--- Goal ---
Leave out the pictures and reproduce all of the data exactly.

--- Dataset extract ---

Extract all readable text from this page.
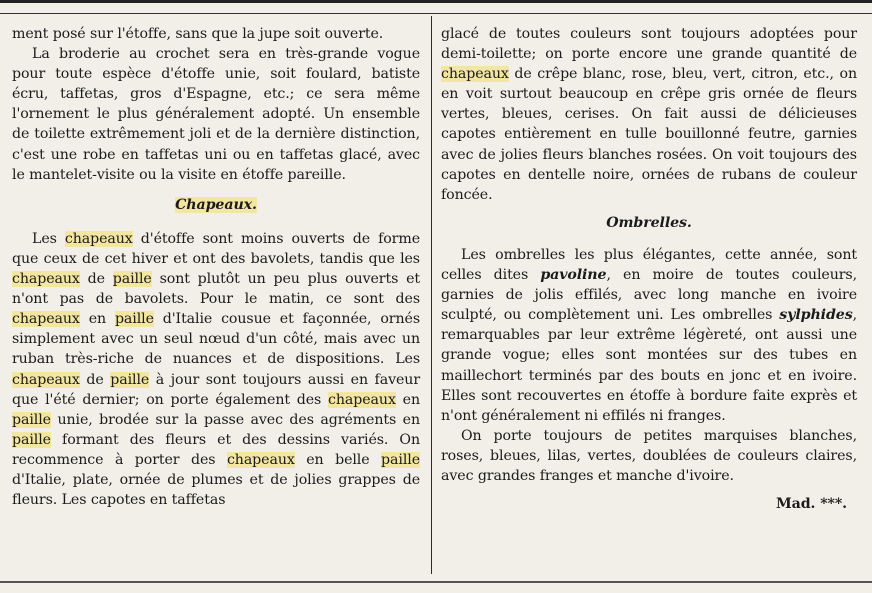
ment posé sur l'étoffe, sans que la jupe soit ouverte.

La broderie au crochet sera en très-grande vogue pour toute espèce d'étoffe unie, soit foulard, batiste écru, taffetas, gros d'Espagne, etc.; ce sera même l'ornement le plus généralement adopté. Un ensemble de toilette extrêmement joli et de la dernière distinction, c'est une robe en taffetas uni ou en taffetas glacé, avec le mantelet-visite ou la visite en étoffe pareille.

Chapeaux.

Les chapeaux d'étoffe sont moins ouverts de forme que ceux de cet hiver et ont des bavolets, tandis que les chapeaux de paille sont plutôt un peu plus ouverts et n'ont pas de bavolets. Pour le matin, ce sont des chapeaux en paille d'Italie cousue et façonnée, ornés simplement avec un seul nœud d'un côté, mais avec un ruban très-riche de nuances et de dispositions. Les chapeaux de paille à jour sont toujours aussi en faveur que l'été dernier; on porte également des chapeaux en paille unie, brodée sur la passe avec des agréments en paille formant des fleurs et des dessins variés. On recommence à porter des chapeaux en belle paille d'Italie, plate, ornée de plumes et de jolies grappes de fleurs. Les capotes en taffetas

glacé de toutes couleurs sont toujours adoptées pour demi-toilette; on porte encore une grande quantité de chapeaux de crêpe blanc, rose, bleu, vert, citron, etc., on en voit surtout beaucoup en crêpe gris ornée de fleurs vertes, bleues, cerises. On fait aussi de délicieuses capotes entièrement en tulle bouillonné feutre, garnies avec de jolies fleurs blanches rosées. On voit toujours des capotes en dentelle noire, ornées de rubans de couleur foncée.

Ombrelles.

Les ombrelles les plus élégantes, cette année, sont celles dites pavoline, en moire de toutes couleurs, garnies de jolis effilés, avec long manche en ivoire sculpté, ou complètement uni. Les ombrelles sylphides, remarquables par leur extrême légèreté, ont aussi une grande vogue; elles sont montées sur des tubes en maillechort terminés par des bouts en jonc et en ivoire. Elles sont recouvertes en étoffe à bordure faite exprès et n'ont généralement ni effilés ni franges.

On porte toujours de petites marquises blanches, roses, bleues, lilas, vertes, doublées de couleurs claires, avec grandes franges et manche d'ivoire.

Mad. ***.
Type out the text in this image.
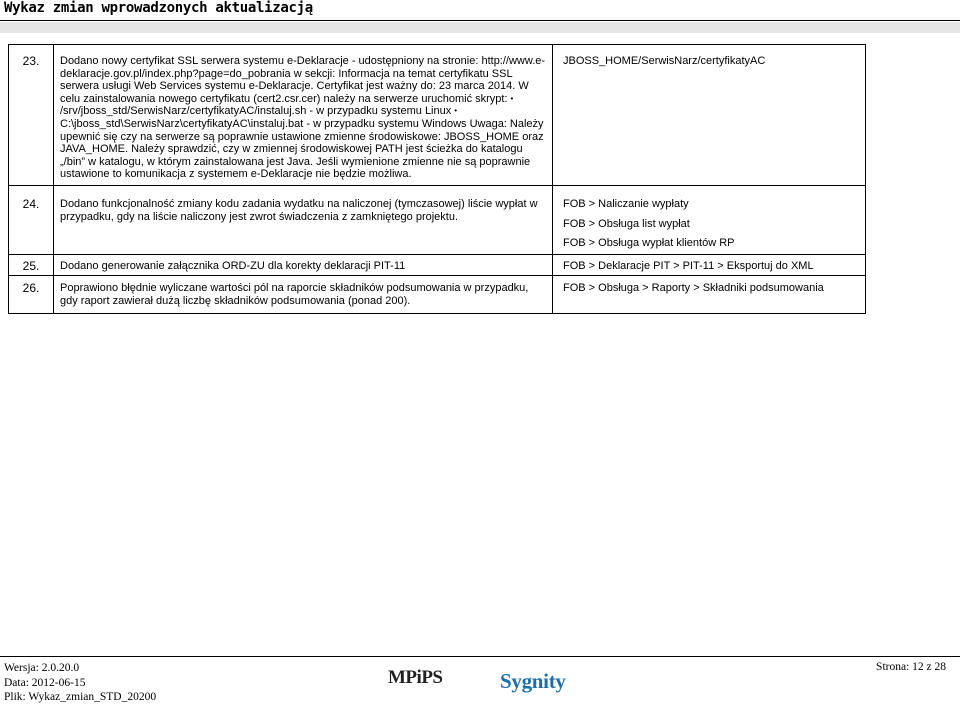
Wykaz zmian wprowadzonych aktualizacją
23.	Dodano nowy certyfikat SSL serwera systemu e-Deklaracje - udostępniony na stronie: http://www.e-deklaracje.gov.pl/index.php?page=do_pobrania w sekcji: Informacja na temat certyfikatu SSL serwera usługi Web Services systemu e-Deklaracje. Certyfikat jest ważny do: 23 marca 2014. W celu zainstalowania nowego certyfikatu (cert2.csr.cer) należy na serwerze uruchomić skrypt: •
/srv/jboss_std/SerwisNarz/certyfikatyAC/instaluj.sh - w przypadku systemu Linux •
C:\jboss_std\SerwisNarz\certyfikatyAC\instaluj.bat - w przypadku systemu Windows Uwaga: Należy upewnić się czy na serwerze są poprawnie ustawione zmienne środowiskowe: JBOSS_HOME oraz JAVA_HOME. Należy sprawdzić, czy w zmiennej środowiskowej PATH jest ścieżka do katalogu „/bin” w katalogu, w którym zainstalowana jest Java. Jeśli wymienione zmienne nie są poprawnie ustawione to komunikacja z systemem e-Deklaracje nie będzie możliwa.	JBOSS_HOME/SerwisNarz/certyfikatyAC

24.	Dodano funkcjonalność zmiany kodu zadania wydatku na naliczonej (tymczasowej) liście wypłat w przypadku, gdy na liście naliczony jest zwrot świadczenia z zamkniętego projektu.	FOB > Naliczanie wypłaty
FOB > Obsługa list wypłat
FOB > Obsługa wypłat klientów RP

25.	Dodano generowanie załącznika ORD-ZU dla korekty deklaracji PIT-11	FOB > Deklaracje PIT > PIT-11 > Eksportuj do XML

26.	Poprawiono błędnie wyliczane wartości pól na raporcie składników podsumowania w przypadku, gdy raport zawierał dużą liczbę składników podsumowania (ponad 200).	FOB > Obsługa > Raporty > Składniki podsumowania
Wersja: 2.0.20.0
Data: 2012-06-15
Plik: Wykaz_zmian_STD_20200
MPiPS	Sygnity
Strona: 12 z 28
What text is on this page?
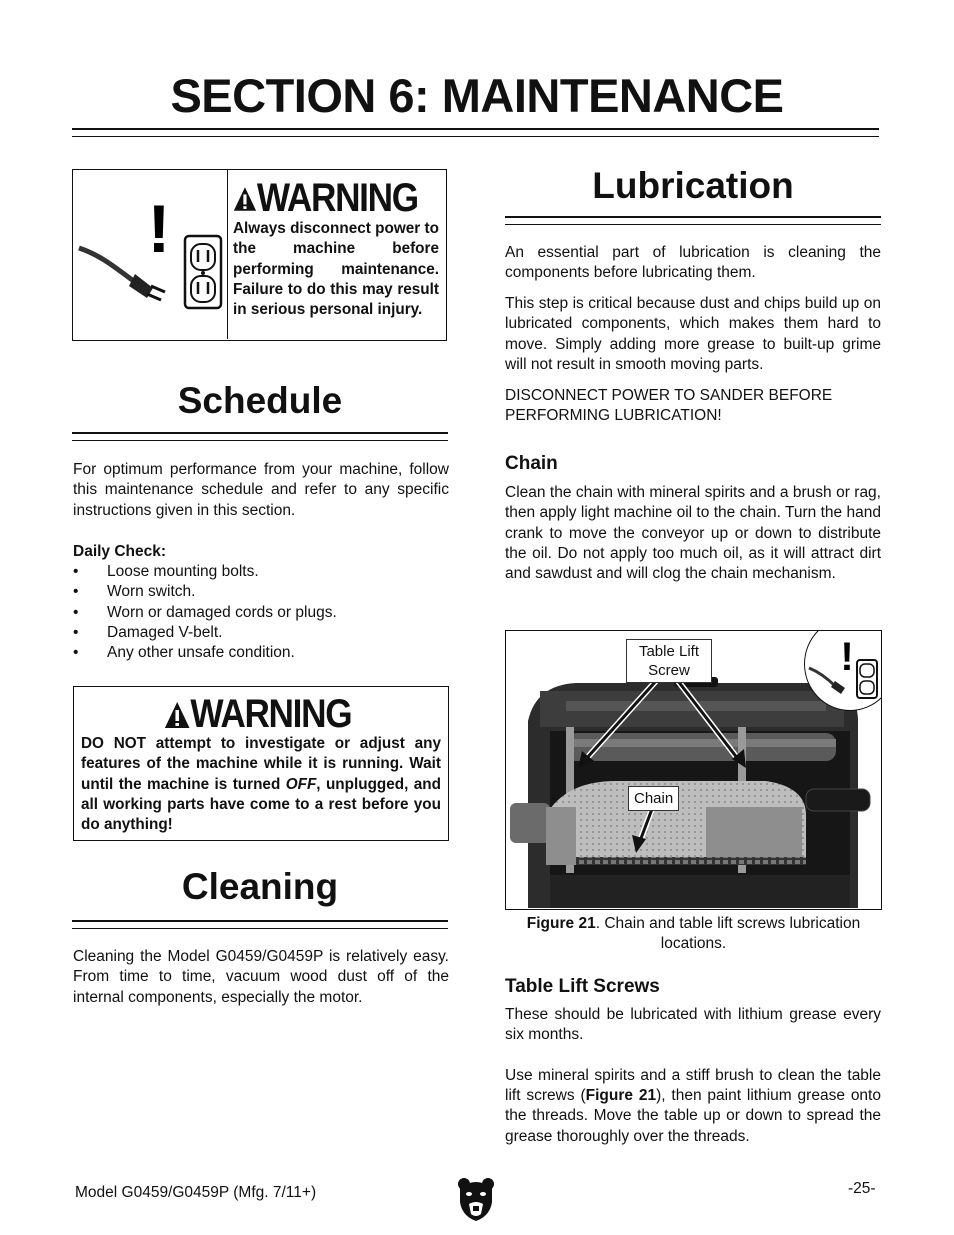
SECTION 6: MAINTENANCE
! WARNING
Always disconnect power to the machine before performing maintenance. Failure to do this may result in serious personal injury.
Schedule

For optimum performance from your machine, follow this maintenance schedule and refer to any specific instructions given in this section.

Daily Check:
• Loose mounting bolts.
• Worn switch.
• Worn or damaged cords or plugs.
• Damaged V-belt.
• Any other unsafe condition.
WARNING
DO NOT attempt to investigate or adjust any features of the machine while it is running. Wait until the machine is turned OFF, unplugged, and all working parts have come to a rest before you do anything!
Cleaning
Cleaning the Model G0459/G0459P is relatively easy. From time to time, vacuum wood dust off of the internal components, especially the motor.
Lubrication

An essential part of lubrication is cleaning the components before lubricating them.

This step is critical because dust and chips build up on lubricated components, which makes them hard to move. Simply adding more grease to built-up grime will not result in smooth moving parts.

DISCONNECT POWER TO SANDER BEFORE PERFORMING LUBRICATION!

Chain
Clean the chain with mineral spirits and a brush or rag, then apply light machine oil to the chain. Turn the hand crank to move the conveyor up or down to distribute the oil. Do not apply too much oil, as it will attract dirt and sawdust and will clog the chain mechanism.
!
Table Lift
Screw
Chain
Figure 21. Chain and table lift screws lubrication locations.
Table Lift Screws

These should be lubricated with lithium grease every six months.

Use mineral spirits and a stiff brush to clean the table lift screws (Figure 21), then paint lithium grease onto the threads. Move the table up or down to spread the grease thoroughly over the threads.

Model G0459/G0459P (Mfg. 7/11+)	-25-
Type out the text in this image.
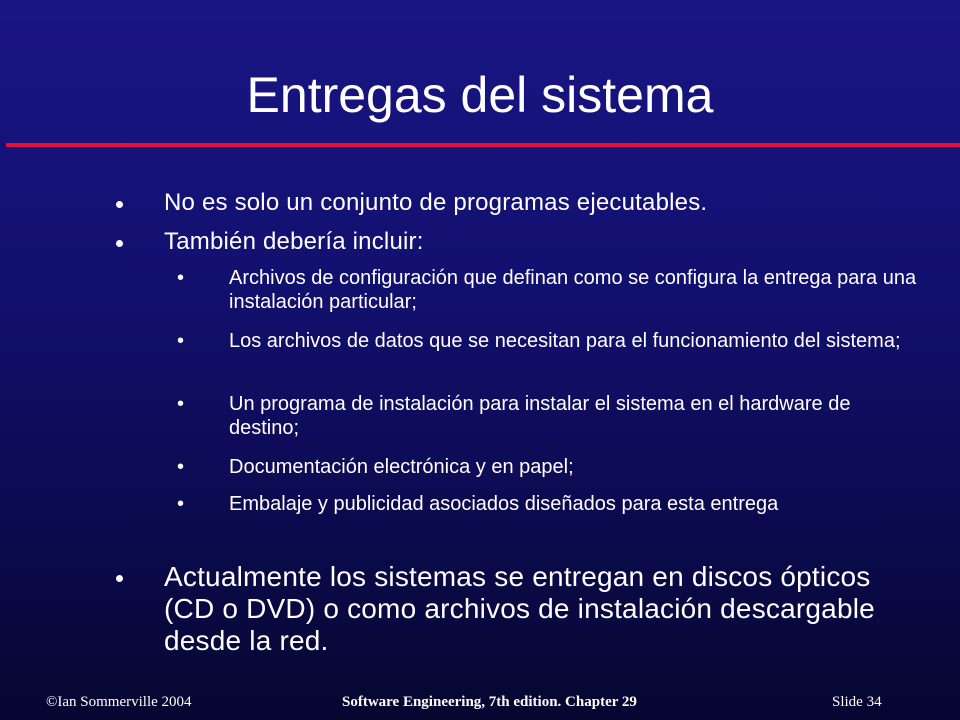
Entregas del sistema
No es solo un conjunto de programas ejecutables.
También debería incluir:
• Archivos de configuración que definan como se configura la entrega para una instalación particular;
• Los archivos de datos que se necesitan para el funcionamiento del sistema;
• Un programa de instalación para instalar el sistema en el hardware de destino;
• Documentación electrónica y en papel;
• Embalaje y publicidad asociados diseñados para esta entrega
Actualmente los sistemas se entregan en discos ópticos (CD o DVD) o como archivos de instalación descargable desde la red.
©Ian Sommerville 2004	Software Engineering, 7th edition. Chapter 29	Slide 34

--- Result for this exercise ---
Extract all readable text from this page.
ment posé sur l'étoffe, sans que la jupe soit ouverte.

La broderie au crochet sera en très-grande vogue pour toute espèce d'étoffe unie, soit foulard, batiste écru, taffetas, gros d'Espagne, etc.; ce sera même l'ornement le plus généralement adopté. Un ensemble de toilette extrêmement joli et de la dernière distinction, c'est une robe en taffetas uni ou en taffetas glacé, avec le mantelet-visite ou la visite en étoffe pareille.

Chapeaux.

Les chapeaux d'étoffe sont moins ouverts de forme que ceux de cet hiver et ont des bavolets, tandis que les chapeaux de paille sont plutôt un peu plus ouverts et n'ont pas de bavolets. Pour le matin, ce sont des chapeaux en paille d'Italie cousue et façonnée, ornés simplement avec un seul nœud d'un côté, mais avec un ruban très-riche de nuances et de dispositions. Les chapeaux de paille à jour sont toujours aussi en faveur que l'été dernier; on porte également des chapeaux en paille unie, brodée sur la passe avec des agréments en paille formant des fleurs et des dessins variés. On recommence à porter des chapeaux en belle paille d'Italie, plate, ornée de plumes et de jolies grappes de fleurs. Les capotes en taffetas

glacé de toutes couleurs sont toujours adoptées pour demi-toilette; on porte encore une grande quantité de chapeaux de crêpe blanc, rose, bleu, vert, citron, etc., on en voit surtout beaucoup en crêpe gris ornée de fleurs vertes, bleues, cerises. On fait aussi de délicieuses capotes entièrement en tulle bouillonné feutre, garnies avec de jolies fleurs blanches rosées. On voit toujours des capotes en dentelle noire, ornées de rubans de couleur foncée.

Ombrelles.

Les ombrelles les plus élégantes, cette année, sont celles dites pavoline, en moire de toutes couleurs, garnies de jolis effilés, avec long manche en ivoire sculpté, ou complètement uni. Les ombrelles sylphides, remarquables par leur extrême légèreté, ont aussi une grande vogue; elles sont montées sur des tubes en maillechort terminés par des bouts en jonc et en ivoire. Elles sont recouvertes en étoffe à bordure faite exprès et n'ont généralement ni effilés ni franges.

On porte toujours de petites marquises blanches, roses, bleues, lilas, vertes, doublées de couleurs claires, avec grandes franges et manche d'ivoire.

Mad. ***.
Type out the text in this image.
Wykaz zmian wprowadzonych aktualizacją
23.	Dodano nowy certyfikat SSL serwera systemu e-Deklaracje - udostępniony na stronie: http://www.e-deklaracje.gov.pl/index.php?page=do_pobrania w sekcji: Informacja na temat certyfikatu SSL serwera usługi Web Services systemu e-Deklaracje. Certyfikat jest ważny do: 23 marca 2014. W celu zainstalowania nowego certyfikatu (cert2.csr.cer) należy na serwerze uruchomić skrypt: •
/srv/jboss_std/SerwisNarz/certyfikatyAC/instaluj.sh - w przypadku systemu Linux •
C:\jboss_std\SerwisNarz\certyfikatyAC\instaluj.bat - w przypadku systemu Windows Uwaga: Należy upewnić się czy na serwerze są poprawnie ustawione zmienne środowiskowe: JBOSS_HOME oraz JAVA_HOME. Należy sprawdzić, czy w zmiennej środowiskowej PATH jest ścieżka do katalogu „/bin” w katalogu, w którym zainstalowana jest Java. Jeśli wymienione zmienne nie są poprawnie ustawione to komunikacja z systemem e-Deklaracje nie będzie możliwa.	JBOSS_HOME/SerwisNarz/certyfikatyAC

24.	Dodano funkcjonalność zmiany kodu zadania wydatku na naliczonej (tymczasowej) liście wypłat w przypadku, gdy na liście naliczony jest zwrot świadczenia z zamkniętego projektu.	FOB > Naliczanie wypłaty
FOB > Obsługa list wypłat
FOB > Obsługa wypłat klientów RP

25.	Dodano generowanie załącznika ORD-ZU dla korekty deklaracji PIT-11	FOB > Deklaracje PIT > PIT-11 > Eksportuj do XML

26.	Poprawiono błędnie wyliczane wartości pól na raporcie składników podsumowania w przypadku, gdy raport zawierał dużą liczbę składników podsumowania (ponad 200).	FOB > Obsługa > Raporty > Składniki podsumowania
Wersja: 2.0.20.0
Data: 2012-06-15
Plik: Wykaz_zmian_STD_20200
MPiPS	Sygnity
Strona: 12 z 28
What text is on this page?
SECTION 6: MAINTENANCE
! WARNING
Always disconnect power to the machine before performing maintenance. Failure to do this may result in serious personal injury.
Schedule

For optimum performance from your machine, follow this maintenance schedule and refer to any specific instructions given in this section.

Daily Check:
• Loose mounting bolts.
• Worn switch.
• Worn or damaged cords or plugs.
• Damaged V-belt.
• Any other unsafe condition.
WARNING
DO NOT attempt to investigate or adjust any features of the machine while it is running. Wait until the machine is turned OFF, unplugged, and all working parts have come to a rest before you do anything!
Cleaning
Cleaning the Model G0459/G0459P is relatively easy. From time to time, vacuum wood dust off of the internal components, especially the motor.
Lubrication

An essential part of lubrication is cleaning the components before lubricating them.

This step is critical because dust and chips build up on lubricated components, which makes them hard to move. Simply adding more grease to built-up grime will not result in smooth moving parts.

DISCONNECT POWER TO SANDER BEFORE PERFORMING LUBRICATION!

Chain
Clean the chain with mineral spirits and a brush or rag, then apply light machine oil to the chain. Turn the hand crank to move the conveyor up or down to distribute the oil. Do not apply too much oil, as it will attract dirt and sawdust and will clog the chain mechanism.
!
Table Lift
Screw
Chain
Figure 21. Chain and table lift screws lubrication locations.
Table Lift Screws

These should be lubricated with lithium grease every six months.

Use mineral spirits and a stiff brush to clean the table lift screws (Figure 21), then paint lithium grease onto the threads. Move the table up or down to spread the grease thoroughly over the threads.

Model G0459/G0459P (Mfg. 7/11+)	-25-
Type out the text in this image.
Entregas del sistema
No es solo un conjunto de programas ejecutables.
También debería incluir:
• Archivos de configuración que definan como se configura la entrega para una instalación particular;
• Los archivos de datos que se necesitan para el funcionamiento del sistema;
• Un programa de instalación para instalar el sistema en el hardware de destino;
• Documentación electrónica y en papel;
• Embalaje y publicidad asociados diseñados para esta entrega
Actualmente los sistemas se entregan en discos ópticos (CD o DVD) o como archivos de instalación descargable desde la red.
©Ian Sommerville 2004	Software Engineering, 7th edition. Chapter 29	Slide 34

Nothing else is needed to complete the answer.